Look through the records below, and copy out every line that holds the string "Status".
-- Dataset records start --
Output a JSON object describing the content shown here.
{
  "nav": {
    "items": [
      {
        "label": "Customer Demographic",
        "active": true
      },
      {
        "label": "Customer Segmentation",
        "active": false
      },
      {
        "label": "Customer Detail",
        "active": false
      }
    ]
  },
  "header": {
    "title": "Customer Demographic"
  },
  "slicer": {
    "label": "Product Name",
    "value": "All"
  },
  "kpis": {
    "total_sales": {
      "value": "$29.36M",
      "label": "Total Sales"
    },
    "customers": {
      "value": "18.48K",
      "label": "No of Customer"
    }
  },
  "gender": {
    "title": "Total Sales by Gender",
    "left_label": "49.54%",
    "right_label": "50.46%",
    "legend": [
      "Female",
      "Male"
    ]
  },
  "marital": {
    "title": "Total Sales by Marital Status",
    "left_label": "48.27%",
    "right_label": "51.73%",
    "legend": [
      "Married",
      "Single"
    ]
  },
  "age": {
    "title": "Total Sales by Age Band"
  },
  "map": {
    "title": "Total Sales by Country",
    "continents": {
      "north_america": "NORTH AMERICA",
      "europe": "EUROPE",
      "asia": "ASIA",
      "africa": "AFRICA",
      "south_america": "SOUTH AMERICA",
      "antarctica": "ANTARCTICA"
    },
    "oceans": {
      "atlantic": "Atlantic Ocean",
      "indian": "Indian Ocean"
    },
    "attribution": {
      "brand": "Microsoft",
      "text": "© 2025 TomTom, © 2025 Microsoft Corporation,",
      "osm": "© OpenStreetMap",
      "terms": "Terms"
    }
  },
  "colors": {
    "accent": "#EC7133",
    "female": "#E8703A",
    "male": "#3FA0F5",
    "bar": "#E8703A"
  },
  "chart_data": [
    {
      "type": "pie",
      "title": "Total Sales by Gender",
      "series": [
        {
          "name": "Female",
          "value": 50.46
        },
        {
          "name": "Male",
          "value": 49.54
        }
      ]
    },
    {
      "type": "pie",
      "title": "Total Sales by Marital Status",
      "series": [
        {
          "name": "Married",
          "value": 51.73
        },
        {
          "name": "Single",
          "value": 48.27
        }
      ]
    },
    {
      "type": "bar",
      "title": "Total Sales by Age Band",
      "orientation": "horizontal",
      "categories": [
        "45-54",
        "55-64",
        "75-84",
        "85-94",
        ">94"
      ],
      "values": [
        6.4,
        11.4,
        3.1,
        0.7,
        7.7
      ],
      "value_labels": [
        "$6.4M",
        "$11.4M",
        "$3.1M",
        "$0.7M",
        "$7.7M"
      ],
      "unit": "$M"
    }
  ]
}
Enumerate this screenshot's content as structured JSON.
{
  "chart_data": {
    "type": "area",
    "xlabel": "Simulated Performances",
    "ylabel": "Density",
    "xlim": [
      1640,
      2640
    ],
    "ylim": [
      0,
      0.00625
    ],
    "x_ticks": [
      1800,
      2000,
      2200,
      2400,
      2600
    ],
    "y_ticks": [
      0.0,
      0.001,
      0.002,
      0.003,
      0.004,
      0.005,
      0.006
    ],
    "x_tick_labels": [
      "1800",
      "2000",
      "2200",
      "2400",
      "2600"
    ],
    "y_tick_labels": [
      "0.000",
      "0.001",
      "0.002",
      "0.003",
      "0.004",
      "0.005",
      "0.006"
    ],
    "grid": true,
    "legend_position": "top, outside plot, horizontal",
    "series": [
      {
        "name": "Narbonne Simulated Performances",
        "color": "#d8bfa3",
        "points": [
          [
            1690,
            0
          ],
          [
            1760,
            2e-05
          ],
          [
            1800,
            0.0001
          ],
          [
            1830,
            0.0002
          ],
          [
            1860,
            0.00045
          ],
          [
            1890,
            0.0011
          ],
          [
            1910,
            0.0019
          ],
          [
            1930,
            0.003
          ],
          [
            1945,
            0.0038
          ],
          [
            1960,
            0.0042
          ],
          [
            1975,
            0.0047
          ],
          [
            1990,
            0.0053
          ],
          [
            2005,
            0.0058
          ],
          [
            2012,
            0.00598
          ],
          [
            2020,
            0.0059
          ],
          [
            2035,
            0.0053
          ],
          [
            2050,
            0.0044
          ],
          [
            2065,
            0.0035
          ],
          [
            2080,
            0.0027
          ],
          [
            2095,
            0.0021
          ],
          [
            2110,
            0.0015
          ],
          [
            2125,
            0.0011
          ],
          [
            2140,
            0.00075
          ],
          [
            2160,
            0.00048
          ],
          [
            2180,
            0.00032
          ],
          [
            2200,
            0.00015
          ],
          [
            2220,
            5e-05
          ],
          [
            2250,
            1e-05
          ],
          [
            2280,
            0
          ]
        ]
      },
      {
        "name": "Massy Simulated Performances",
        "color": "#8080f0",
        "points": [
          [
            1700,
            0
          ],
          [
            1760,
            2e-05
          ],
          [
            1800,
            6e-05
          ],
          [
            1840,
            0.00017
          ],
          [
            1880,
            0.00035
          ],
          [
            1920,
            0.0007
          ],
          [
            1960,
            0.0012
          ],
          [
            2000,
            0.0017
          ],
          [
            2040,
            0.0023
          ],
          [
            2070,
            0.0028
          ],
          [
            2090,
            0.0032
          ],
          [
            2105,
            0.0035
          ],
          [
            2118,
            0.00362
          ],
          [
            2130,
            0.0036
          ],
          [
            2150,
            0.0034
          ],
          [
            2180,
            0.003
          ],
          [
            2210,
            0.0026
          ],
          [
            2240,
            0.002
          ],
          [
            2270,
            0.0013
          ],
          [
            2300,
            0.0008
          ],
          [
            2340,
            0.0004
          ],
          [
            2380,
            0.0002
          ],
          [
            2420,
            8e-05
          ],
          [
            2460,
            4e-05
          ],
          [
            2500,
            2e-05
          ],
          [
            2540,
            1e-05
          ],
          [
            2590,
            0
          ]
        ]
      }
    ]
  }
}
-- Dataset records end --
Solution to this exercise:
    "title": "Total Sales by Marital Status",
      "title": "Total Sales by Marital Status",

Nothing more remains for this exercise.